— GIVEN INFORMATION —

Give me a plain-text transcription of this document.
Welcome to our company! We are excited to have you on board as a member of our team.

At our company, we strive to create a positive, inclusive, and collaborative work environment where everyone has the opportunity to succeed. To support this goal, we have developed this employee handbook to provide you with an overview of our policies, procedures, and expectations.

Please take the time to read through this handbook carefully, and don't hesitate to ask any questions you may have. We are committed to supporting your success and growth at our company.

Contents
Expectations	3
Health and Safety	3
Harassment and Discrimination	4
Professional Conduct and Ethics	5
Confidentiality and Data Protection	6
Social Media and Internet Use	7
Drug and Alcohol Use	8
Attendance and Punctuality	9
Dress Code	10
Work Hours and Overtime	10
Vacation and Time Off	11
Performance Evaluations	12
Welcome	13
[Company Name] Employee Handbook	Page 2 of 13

— DIRECTIONS FOR THIS TASK —
Recite the full listing above exactly.

— RIGHT ANSWER —
Give me a plain-text transcription of this document.
Welcome to our company! We are excited to have you on board as a member of our team.

At our company, we strive to create a positive, inclusive, and collaborative work environment where everyone has the opportunity to succeed. To support this goal, we have developed this employee handbook to provide you with an overview of our policies, procedures, and expectations.

Please take the time to read through this handbook carefully, and don't hesitate to ask any questions you may have. We are committed to supporting your success and growth at our company.

Contents
Expectations	3
Health and Safety	3
Harassment and Discrimination	4
Professional Conduct and Ethics	5
Confidentiality and Data Protection	6
Social Media and Internet Use	7
Drug and Alcohol Use	8
Attendance and Punctuality	9
Dress Code	10
Work Hours and Overtime	10
Vacation and Time Off	11
Performance Evaluations	12
Welcome	13
[Company Name] Employee Handbook	Page 2 of 13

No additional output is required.